▶ [Article]
Analysis: For Israel, a low price to pay for a sign of life; for Hamas, a propaganda coup
Analysis A good deal fo
By YAAKOV LAPPIN
The price Israel has agreed to pay Hamas in exchange for a videotaped sign of life from abducted soldier Gilad Schalit is relatively low.
Of the 20 female prisoners Israel has agreed to let go, 16 were slated to be released in the near future after completing their sentences, although 14 had been convicted for attempting to cause the deaths of Israelis.
Four of the women are in custody pending trial, which will they will now evade.
The prisoners include women like Rujina Riad Muhammad, convicted of plotting a crime and attempting to cause a death, and Nahada Farahat Dara, who was awaiting trial for assaulting a soldier and carrying a knife under suspicious circumstances.
None of the prisoners are considered to be senior terrorist operatives, and none have actually killed or caused serious injury.

▶ [Recorded data]
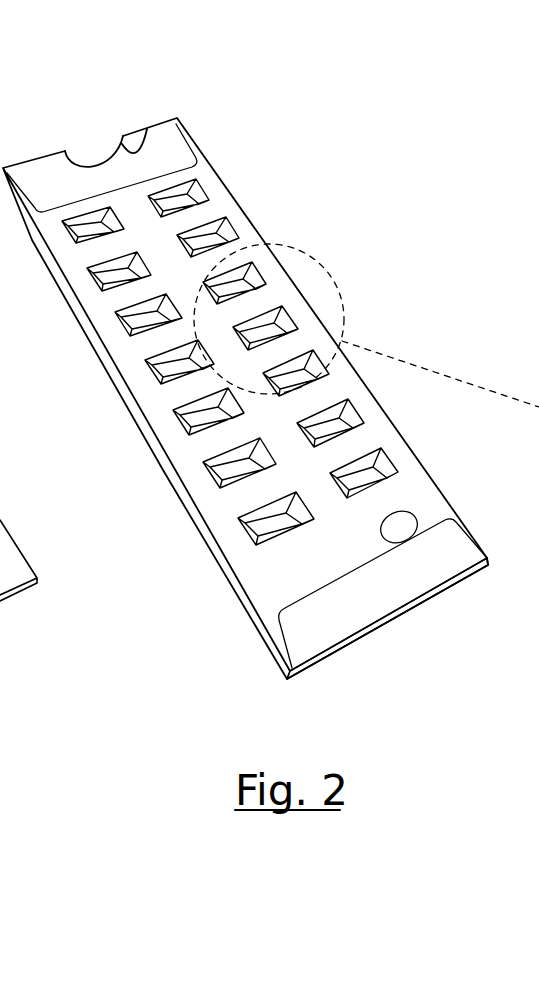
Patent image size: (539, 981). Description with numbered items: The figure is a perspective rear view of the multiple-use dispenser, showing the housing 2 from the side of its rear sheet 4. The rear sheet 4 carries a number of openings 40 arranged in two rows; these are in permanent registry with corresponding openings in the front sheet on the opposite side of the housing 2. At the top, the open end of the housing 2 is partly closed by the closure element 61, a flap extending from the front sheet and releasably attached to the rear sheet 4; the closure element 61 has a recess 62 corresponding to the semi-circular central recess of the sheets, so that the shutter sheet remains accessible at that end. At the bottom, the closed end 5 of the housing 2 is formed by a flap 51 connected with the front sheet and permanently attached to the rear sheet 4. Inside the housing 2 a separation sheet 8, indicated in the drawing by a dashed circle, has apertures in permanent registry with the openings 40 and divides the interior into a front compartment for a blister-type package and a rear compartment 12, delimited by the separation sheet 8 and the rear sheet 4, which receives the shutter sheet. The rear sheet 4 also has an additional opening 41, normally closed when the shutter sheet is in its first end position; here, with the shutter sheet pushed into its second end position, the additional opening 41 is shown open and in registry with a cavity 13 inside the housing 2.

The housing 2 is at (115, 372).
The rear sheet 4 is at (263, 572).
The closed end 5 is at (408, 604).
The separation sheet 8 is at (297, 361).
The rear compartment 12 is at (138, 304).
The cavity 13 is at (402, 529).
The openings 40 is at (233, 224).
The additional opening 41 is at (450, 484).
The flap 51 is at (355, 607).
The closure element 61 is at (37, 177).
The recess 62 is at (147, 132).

...

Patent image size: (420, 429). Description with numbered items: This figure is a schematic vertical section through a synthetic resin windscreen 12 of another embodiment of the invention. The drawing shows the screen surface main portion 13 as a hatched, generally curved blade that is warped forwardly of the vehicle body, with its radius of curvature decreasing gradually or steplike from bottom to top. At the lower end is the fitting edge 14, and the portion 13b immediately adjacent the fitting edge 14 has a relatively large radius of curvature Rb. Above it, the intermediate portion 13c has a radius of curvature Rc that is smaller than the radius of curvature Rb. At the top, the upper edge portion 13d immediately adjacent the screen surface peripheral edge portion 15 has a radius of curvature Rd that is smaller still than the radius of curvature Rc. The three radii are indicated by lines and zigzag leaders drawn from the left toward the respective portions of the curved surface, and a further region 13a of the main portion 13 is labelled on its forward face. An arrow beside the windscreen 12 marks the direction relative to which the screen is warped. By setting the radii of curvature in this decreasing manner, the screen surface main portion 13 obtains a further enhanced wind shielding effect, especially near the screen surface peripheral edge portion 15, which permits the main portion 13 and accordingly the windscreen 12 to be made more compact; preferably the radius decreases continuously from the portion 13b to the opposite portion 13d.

▶ [Problem requirements] Reproduce the full analysis article on the prisoner release Israel agreed to in exchange for a sign of life from Gilad Schalit, word for word.

▶ [Task solution]
Analysis: For Israel, a low price to pay for a sign of life; for Hamas, a propaganda coup
Analysis A good deal fo
By YAAKOV LAPPIN
The price Israel has agreed to pay Hamas in exchange for a videotaped sign of life from abducted soldier Gilad Schalit is relatively low.
Of the 20 female prisoners Israel has agreed to let go, 16 were slated to be released in the near future after completing their sentences, although 14 had been convicted for attempting to cause the deaths of Israelis.
Four of the women are in custody pending trial, which will they will now evade.
The prisoners include women like Rujina Riad Muhammad, convicted of plotting a crime and attempting to cause a death, and Nahada Farahat Dara, who was awaiting trial for assaulting a soldier and carrying a knife under suspicious circumstances.
None of the prisoners are considered to be senior terrorist operatives, and none have actually killed or caused serious injury.